:: Extracted data ::

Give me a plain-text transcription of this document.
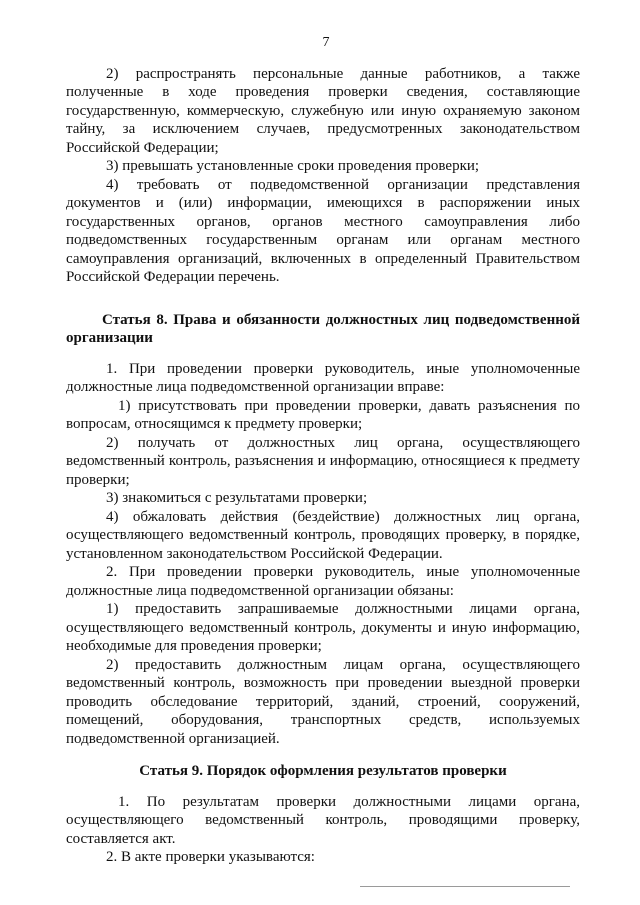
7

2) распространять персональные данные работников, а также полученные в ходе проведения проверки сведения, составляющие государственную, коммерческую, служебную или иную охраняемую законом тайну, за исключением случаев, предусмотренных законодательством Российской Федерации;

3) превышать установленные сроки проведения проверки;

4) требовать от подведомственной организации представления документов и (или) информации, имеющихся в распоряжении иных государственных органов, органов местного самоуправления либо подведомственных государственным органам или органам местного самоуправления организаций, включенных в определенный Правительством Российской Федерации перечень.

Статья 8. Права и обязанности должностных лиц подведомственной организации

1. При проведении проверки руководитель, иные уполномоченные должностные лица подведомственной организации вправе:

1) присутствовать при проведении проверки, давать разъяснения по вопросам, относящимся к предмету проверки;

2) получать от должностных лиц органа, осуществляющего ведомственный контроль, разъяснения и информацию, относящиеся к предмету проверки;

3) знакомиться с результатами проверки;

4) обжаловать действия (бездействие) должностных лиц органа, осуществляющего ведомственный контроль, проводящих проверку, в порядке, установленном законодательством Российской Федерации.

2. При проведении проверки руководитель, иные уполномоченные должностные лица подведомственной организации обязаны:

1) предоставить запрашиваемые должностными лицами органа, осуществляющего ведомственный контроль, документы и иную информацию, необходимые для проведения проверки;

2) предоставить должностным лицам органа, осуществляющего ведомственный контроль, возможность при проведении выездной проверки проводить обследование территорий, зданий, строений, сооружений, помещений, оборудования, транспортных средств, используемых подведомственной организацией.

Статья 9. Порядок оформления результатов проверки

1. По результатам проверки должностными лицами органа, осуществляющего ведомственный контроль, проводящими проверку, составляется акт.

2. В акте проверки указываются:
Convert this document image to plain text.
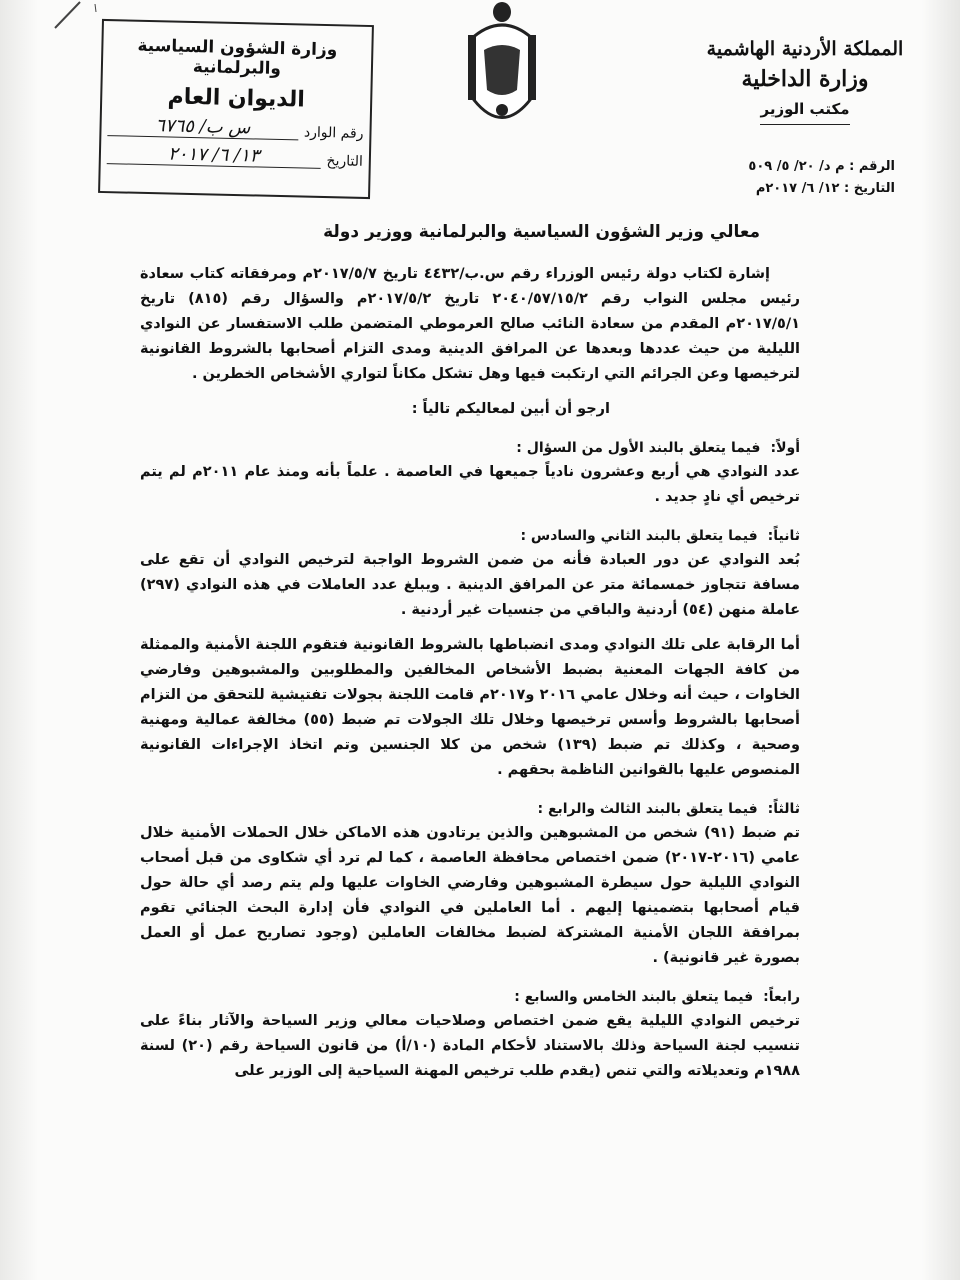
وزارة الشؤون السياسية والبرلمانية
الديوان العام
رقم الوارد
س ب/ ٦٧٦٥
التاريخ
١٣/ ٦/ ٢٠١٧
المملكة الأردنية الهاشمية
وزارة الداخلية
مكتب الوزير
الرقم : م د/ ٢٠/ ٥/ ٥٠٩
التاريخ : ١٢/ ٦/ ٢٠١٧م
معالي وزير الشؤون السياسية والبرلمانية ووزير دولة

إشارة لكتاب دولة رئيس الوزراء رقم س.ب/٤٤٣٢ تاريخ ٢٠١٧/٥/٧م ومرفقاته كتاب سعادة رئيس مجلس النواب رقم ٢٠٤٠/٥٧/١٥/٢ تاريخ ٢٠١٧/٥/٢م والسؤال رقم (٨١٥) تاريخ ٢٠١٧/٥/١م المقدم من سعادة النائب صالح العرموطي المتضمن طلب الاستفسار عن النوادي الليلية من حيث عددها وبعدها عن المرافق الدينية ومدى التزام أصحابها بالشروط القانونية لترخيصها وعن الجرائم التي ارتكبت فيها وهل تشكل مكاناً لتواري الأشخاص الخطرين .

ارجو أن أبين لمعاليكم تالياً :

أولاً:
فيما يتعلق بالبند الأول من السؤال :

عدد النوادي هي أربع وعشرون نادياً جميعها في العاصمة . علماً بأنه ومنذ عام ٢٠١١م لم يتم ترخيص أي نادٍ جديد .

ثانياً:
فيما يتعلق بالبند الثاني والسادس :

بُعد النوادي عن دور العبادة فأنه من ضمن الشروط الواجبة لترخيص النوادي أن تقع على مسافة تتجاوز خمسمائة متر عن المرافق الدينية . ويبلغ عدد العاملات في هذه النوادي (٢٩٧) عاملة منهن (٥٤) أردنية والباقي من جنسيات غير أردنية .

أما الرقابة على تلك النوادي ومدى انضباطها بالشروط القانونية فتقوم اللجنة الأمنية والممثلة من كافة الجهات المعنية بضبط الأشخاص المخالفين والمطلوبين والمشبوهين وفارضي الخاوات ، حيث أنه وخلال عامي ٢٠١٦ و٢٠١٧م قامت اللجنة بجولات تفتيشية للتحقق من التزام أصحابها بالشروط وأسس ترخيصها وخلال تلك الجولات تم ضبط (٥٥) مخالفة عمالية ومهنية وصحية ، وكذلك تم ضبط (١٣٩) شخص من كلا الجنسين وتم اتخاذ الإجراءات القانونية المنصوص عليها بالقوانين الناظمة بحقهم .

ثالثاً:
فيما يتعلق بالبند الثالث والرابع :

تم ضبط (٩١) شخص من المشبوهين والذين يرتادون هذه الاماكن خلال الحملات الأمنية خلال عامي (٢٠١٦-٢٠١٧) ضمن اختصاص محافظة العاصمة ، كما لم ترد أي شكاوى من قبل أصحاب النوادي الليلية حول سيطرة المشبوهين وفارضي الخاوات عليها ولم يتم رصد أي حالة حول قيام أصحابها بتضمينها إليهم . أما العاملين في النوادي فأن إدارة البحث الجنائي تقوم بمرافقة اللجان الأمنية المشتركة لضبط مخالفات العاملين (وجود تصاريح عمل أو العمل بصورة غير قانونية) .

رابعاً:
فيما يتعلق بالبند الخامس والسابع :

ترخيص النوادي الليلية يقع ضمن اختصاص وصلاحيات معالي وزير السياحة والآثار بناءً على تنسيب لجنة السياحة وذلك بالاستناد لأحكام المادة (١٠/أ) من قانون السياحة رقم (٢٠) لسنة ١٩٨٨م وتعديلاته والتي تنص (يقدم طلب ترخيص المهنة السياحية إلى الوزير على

:::

Copy all lines above containing the string "проверку".

▶ [Expected answer]:
4) обжаловать действия (бездействие) должностных лиц органа, осуществляющего ведомственный контроль, проводящих проверку, в порядке, установленном законодательством Российской Федерации.
1. По результатам проверки должностными лицами органа, осуществляющего ведомственный контроль, проводящими проверку, составляется акт.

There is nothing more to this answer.